* REQUIREMENT:
What follows is a set of records, each of which is to be written out exactly.

## begin

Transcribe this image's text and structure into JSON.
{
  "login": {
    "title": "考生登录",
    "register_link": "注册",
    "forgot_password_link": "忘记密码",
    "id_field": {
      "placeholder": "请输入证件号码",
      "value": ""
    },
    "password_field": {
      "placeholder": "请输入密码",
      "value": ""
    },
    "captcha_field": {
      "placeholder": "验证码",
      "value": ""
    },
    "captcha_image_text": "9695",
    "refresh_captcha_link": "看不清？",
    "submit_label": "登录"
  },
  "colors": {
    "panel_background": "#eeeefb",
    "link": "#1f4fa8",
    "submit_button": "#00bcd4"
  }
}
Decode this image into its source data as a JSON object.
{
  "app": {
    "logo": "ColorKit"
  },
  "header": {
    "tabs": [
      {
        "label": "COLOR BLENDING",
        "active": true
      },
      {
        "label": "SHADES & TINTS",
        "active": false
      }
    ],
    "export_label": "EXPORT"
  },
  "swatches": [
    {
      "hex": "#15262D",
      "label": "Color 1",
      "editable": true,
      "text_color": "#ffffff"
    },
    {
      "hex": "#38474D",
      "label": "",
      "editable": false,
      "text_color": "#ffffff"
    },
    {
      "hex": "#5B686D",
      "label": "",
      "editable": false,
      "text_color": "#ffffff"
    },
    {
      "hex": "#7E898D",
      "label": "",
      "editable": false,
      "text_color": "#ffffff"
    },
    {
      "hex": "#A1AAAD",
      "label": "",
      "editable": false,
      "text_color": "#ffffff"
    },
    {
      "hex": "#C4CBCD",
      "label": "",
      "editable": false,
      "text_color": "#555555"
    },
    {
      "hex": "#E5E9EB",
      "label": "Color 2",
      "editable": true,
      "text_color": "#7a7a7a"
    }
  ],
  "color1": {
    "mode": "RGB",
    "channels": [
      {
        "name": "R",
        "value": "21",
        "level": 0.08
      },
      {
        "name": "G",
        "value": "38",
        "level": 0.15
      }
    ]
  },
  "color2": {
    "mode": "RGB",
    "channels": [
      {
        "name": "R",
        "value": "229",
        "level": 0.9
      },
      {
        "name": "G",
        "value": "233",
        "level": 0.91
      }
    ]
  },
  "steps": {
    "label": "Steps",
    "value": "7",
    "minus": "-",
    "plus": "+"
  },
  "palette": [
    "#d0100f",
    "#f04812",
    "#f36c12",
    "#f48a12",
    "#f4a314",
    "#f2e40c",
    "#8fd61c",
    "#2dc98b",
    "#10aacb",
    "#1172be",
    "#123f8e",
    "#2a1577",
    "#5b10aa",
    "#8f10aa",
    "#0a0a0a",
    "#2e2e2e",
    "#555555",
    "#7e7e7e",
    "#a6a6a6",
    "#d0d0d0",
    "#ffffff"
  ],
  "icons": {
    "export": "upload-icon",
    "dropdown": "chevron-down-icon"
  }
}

## end

* ANSWER FOR THIS EXERCISE:
Transcribe this image's text and structure into JSON.
{
  "login": {
    "title": "考生登录",
    "register_link": "注册",
    "forgot_password_link": "忘记密码",
    "id_field": {
      "placeholder": "请输入证件号码",
      "value": ""
    },
    "password_field": {
      "placeholder": "请输入密码",
      "value": ""
    },
    "captcha_field": {
      "placeholder": "验证码",
      "value": ""
    },
    "captcha_image_text": "9695",
    "refresh_captcha_link": "看不清？",
    "submit_label": "登录"
  },
  "colors": {
    "panel_background": "#eeeefb",
    "link": "#1f4fa8",
    "submit_button": "#00bcd4"
  }
}
Decode this image into its source data as a JSON object.
{
  "app": {
    "logo": "ColorKit"
  },
  "header": {
    "tabs": [
      {
        "label": "COLOR BLENDING",
        "active": true
      },
      {
        "label": "SHADES & TINTS",
        "active": false
      }
    ],
    "export_label": "EXPORT"
  },
  "swatches": [
    {
      "hex": "#15262D",
      "label": "Color 1",
      "editable": true,
      "text_color": "#ffffff"
    },
    {
      "hex": "#38474D",
      "label": "",
      "editable": false,
      "text_color": "#ffffff"
    },
    {
      "hex": "#5B686D",
      "label": "",
      "editable": false,
      "text_color": "#ffffff"
    },
    {
      "hex": "#7E898D",
      "label": "",
      "editable": false,
      "text_color": "#ffffff"
    },
    {
      "hex": "#A1AAAD",
      "label": "",
      "editable": false,
      "text_color": "#ffffff"
    },
    {
      "hex": "#C4CBCD",
      "label": "",
      "editable": false,
      "text_color": "#555555"
    },
    {
      "hex": "#E5E9EB",
      "label": "Color 2",
      "editable": true,
      "text_color": "#7a7a7a"
    }
  ],
  "color1": {
    "mode": "RGB",
    "channels": [
      {
        "name": "R",
        "value": "21",
        "level": 0.08
      },
      {
        "name": "G",
        "value": "38",
        "level": 0.15
      }
    ]
  },
  "color2": {
    "mode": "RGB",
    "channels": [
      {
        "name": "R",
        "value": "229",
        "level": 0.9
      },
      {
        "name": "G",
        "value": "233",
        "level": 0.91
      }
    ]
  },
  "steps": {
    "label": "Steps",
    "value": "7",
    "minus": "-",
    "plus": "+"
  },
  "palette": [
    "#d0100f",
    "#f04812",
    "#f36c12",
    "#f48a12",
    "#f4a314",
    "#f2e40c",
    "#8fd61c",
    "#2dc98b",
    "#10aacb",
    "#1172be",
    "#123f8e",
    "#2a1577",
    "#5b10aa",
    "#8f10aa",
    "#0a0a0a",
    "#2e2e2e",
    "#555555",
    "#7e7e7e",
    "#a6a6a6",
    "#d0d0d0",
    "#ffffff"
  ],
  "icons": {
    "export": "upload-icon",
    "dropdown": "chevron-down-icon"
  }
}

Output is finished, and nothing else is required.